Start of DATA LINES
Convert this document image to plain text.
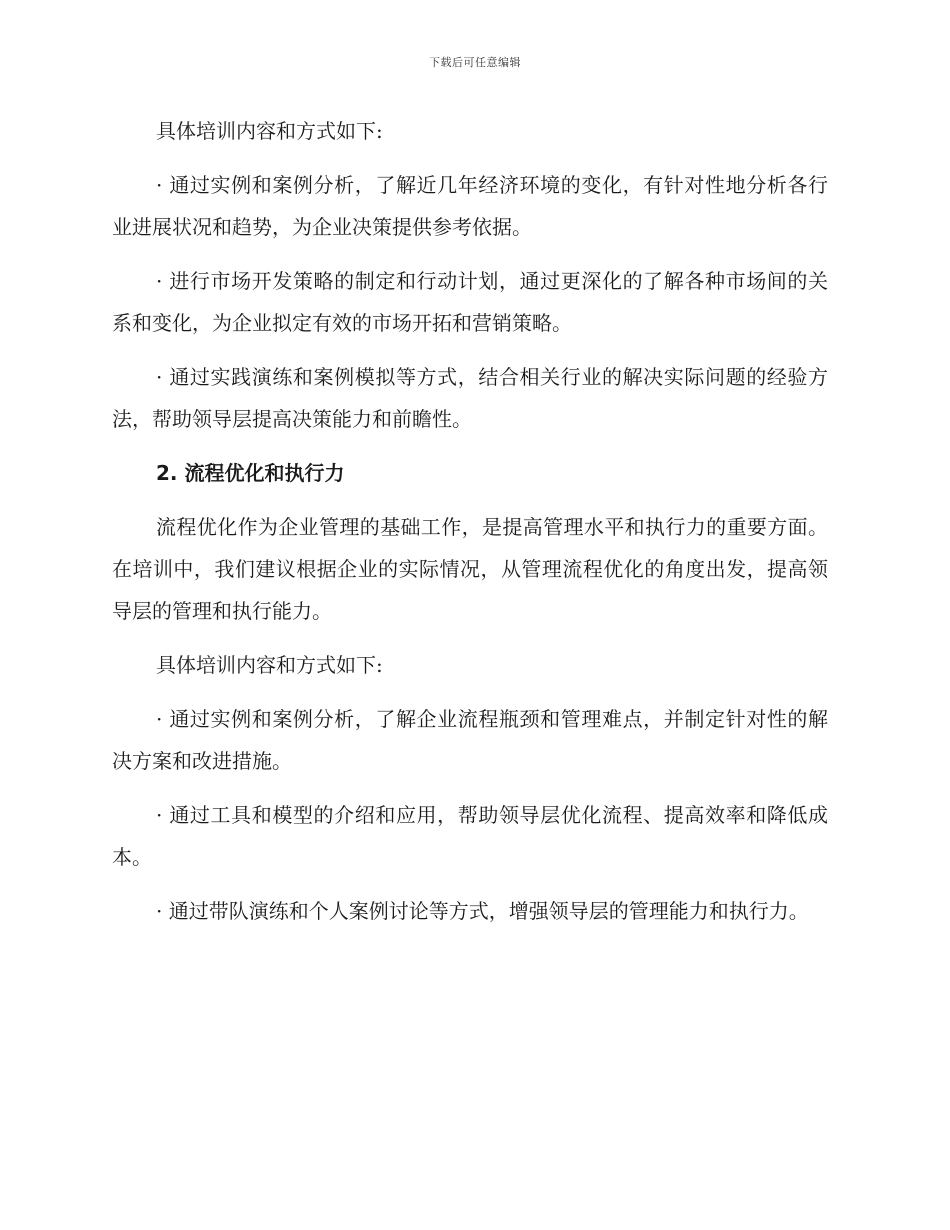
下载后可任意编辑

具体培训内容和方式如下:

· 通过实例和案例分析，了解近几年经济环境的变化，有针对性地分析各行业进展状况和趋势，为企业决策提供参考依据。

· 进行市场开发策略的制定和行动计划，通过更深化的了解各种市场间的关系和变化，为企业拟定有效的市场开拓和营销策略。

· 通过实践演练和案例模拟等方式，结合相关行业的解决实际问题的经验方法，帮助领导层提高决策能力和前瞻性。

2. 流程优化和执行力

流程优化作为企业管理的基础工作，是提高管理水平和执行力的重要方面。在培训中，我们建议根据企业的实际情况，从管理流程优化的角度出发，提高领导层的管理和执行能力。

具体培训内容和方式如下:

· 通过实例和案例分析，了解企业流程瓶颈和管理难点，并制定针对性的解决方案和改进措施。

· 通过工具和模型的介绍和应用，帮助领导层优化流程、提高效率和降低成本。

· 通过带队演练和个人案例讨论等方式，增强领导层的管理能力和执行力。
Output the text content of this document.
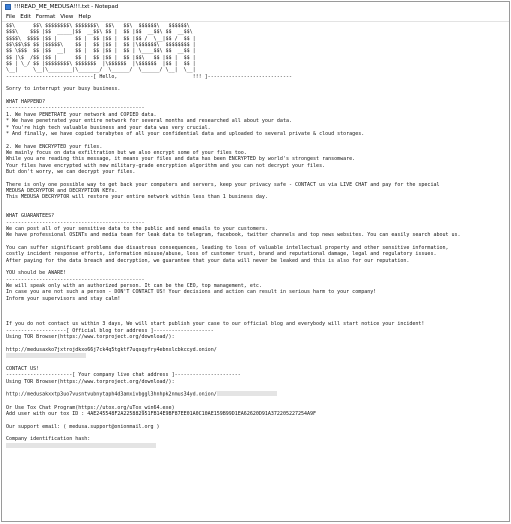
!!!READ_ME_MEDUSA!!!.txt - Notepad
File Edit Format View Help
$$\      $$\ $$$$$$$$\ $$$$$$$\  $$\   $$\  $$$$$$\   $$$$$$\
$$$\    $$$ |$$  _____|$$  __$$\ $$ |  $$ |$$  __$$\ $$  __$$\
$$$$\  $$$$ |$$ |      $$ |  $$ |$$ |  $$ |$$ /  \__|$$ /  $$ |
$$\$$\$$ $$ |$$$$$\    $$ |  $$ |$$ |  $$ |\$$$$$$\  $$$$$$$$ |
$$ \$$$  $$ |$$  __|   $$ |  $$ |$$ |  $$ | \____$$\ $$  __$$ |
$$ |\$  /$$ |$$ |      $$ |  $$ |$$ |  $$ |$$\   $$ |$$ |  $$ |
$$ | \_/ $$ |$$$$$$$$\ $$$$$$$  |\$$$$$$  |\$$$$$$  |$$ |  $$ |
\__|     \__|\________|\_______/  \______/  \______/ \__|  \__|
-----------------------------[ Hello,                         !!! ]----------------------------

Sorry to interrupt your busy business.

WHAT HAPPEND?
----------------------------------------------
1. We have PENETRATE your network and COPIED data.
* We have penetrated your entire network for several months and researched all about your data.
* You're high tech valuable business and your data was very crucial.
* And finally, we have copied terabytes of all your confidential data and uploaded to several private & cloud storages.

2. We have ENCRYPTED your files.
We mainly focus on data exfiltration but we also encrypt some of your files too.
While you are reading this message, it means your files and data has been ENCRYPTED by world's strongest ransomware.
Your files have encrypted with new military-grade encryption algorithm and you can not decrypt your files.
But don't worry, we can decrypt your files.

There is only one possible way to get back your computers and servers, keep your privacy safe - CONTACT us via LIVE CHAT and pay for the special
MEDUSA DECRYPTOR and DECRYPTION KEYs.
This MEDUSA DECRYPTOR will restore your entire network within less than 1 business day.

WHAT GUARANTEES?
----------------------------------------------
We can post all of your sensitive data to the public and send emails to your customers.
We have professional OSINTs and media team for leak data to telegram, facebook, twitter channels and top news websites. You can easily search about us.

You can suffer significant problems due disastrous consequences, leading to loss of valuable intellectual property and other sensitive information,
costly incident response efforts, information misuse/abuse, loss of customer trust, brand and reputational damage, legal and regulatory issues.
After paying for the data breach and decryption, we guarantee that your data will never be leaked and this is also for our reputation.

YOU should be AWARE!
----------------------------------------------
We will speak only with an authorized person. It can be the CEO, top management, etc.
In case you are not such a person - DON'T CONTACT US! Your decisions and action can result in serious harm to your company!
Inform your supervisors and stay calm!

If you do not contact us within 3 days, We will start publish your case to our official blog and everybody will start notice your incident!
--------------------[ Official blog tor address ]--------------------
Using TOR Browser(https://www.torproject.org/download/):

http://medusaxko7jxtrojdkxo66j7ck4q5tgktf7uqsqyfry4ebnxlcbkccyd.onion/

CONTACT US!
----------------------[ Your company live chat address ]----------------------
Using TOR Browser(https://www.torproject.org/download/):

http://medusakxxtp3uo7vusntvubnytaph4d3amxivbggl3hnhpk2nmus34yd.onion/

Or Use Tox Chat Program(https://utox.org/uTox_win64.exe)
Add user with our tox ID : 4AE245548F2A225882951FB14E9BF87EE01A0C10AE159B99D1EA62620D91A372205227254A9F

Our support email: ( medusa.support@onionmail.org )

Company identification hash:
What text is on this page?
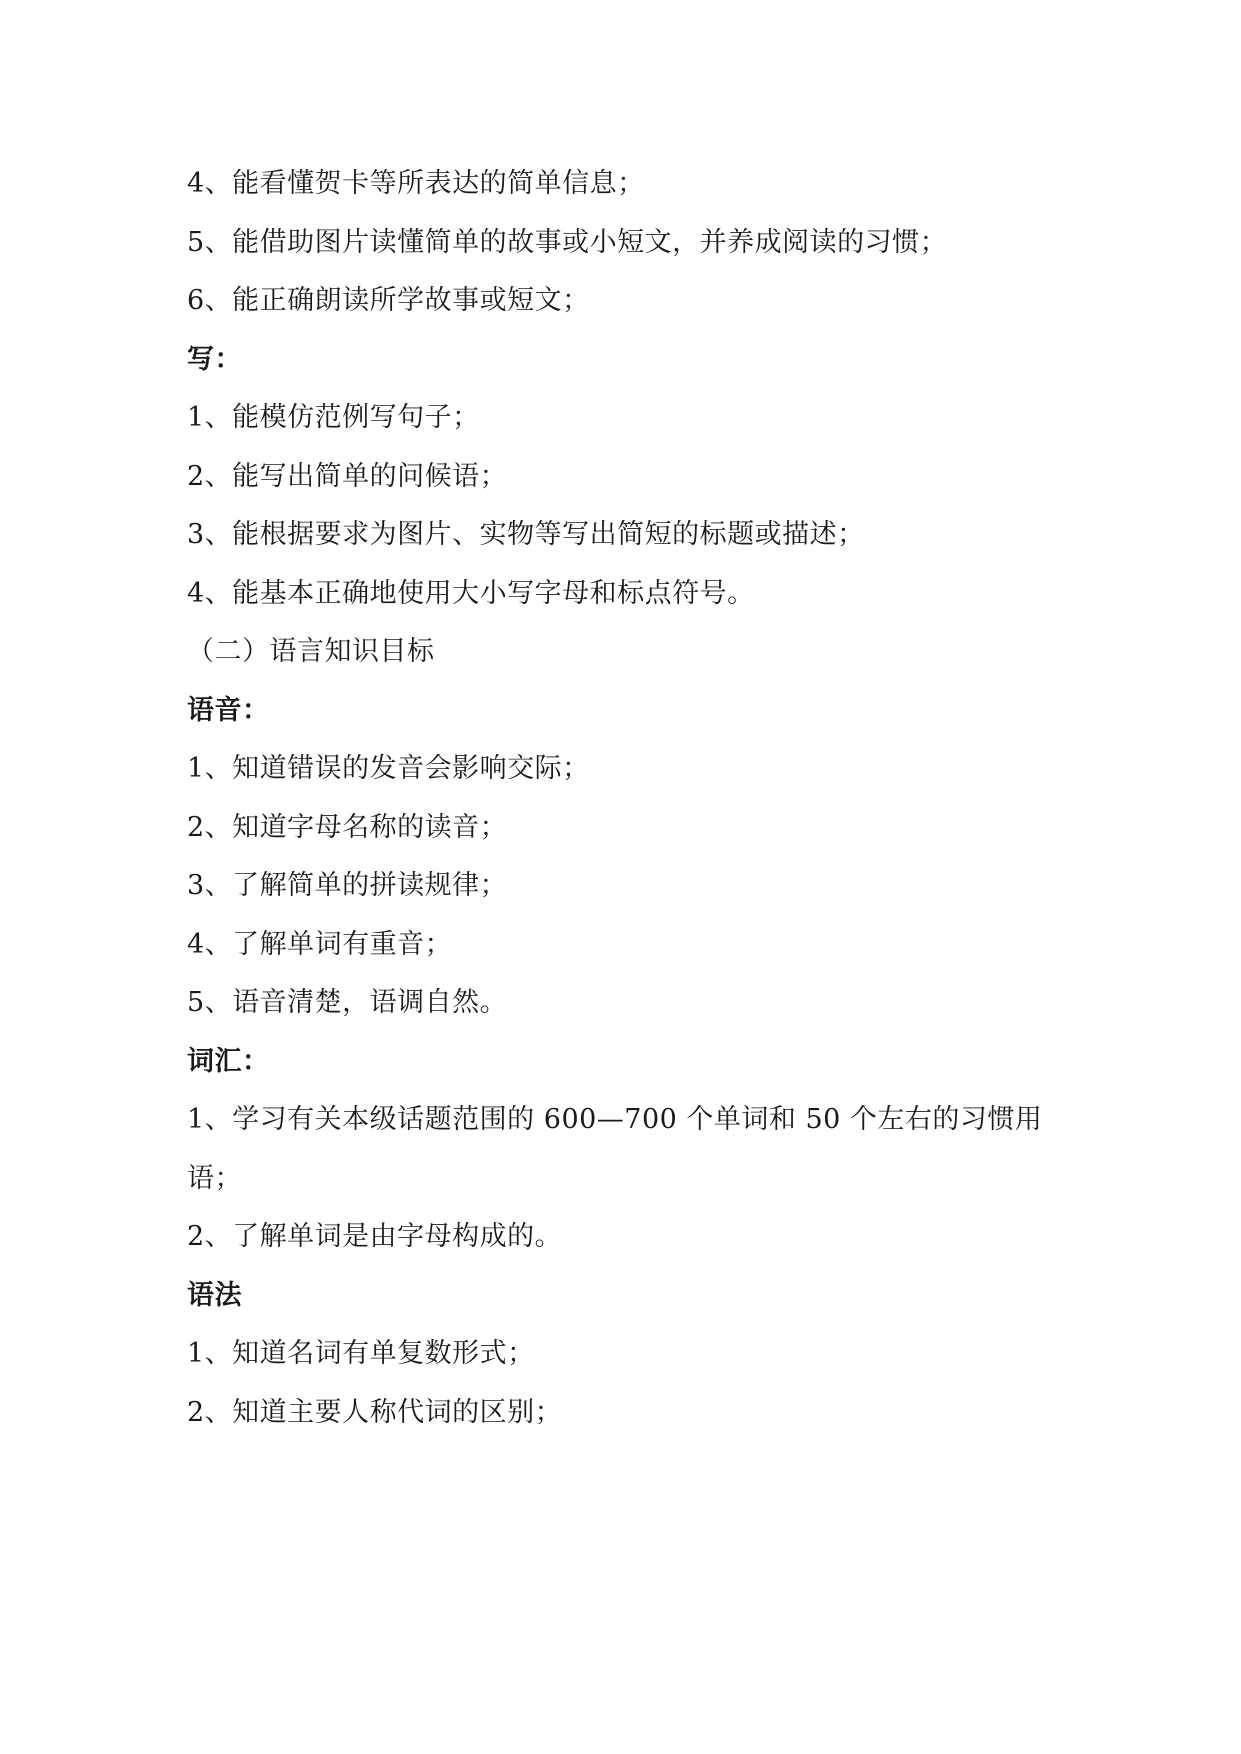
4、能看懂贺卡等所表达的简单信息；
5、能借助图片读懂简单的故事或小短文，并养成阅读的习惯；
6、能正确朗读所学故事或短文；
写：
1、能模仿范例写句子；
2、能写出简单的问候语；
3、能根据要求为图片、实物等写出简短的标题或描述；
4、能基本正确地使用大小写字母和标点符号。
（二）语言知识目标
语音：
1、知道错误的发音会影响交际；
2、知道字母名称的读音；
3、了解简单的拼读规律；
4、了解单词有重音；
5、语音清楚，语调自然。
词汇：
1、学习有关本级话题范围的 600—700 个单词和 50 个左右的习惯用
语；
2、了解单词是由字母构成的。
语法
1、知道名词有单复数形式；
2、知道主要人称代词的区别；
End of DATA LINES
- EXERCISE INSTRUCTIONS:
Omit the pictures, then extract verbatim only those lines that fall between the line containing "What text is on this page?" and the final line of the records above, both included.

- THE OUTPUT:
What text is on this page?
4、能看懂贺卡等所表达的简单信息；
5、能借助图片读懂简单的故事或小短文，并养成阅读的习惯；
6、能正确朗读所学故事或短文；
写：
1、能模仿范例写句子；
2、能写出简单的问候语；
3、能根据要求为图片、实物等写出简短的标题或描述；
4、能基本正确地使用大小写字母和标点符号。
（二）语言知识目标
语音：
1、知道错误的发音会影响交际；
2、知道字母名称的读音；
3、了解简单的拼读规律；
4、了解单词有重音；
5、语音清楚，语调自然。
词汇：
1、学习有关本级话题范围的 600—700 个单词和 50 个左右的习惯用
语；
2、了解单词是由字母构成的。
语法
1、知道名词有单复数形式；
2、知道主要人称代词的区别；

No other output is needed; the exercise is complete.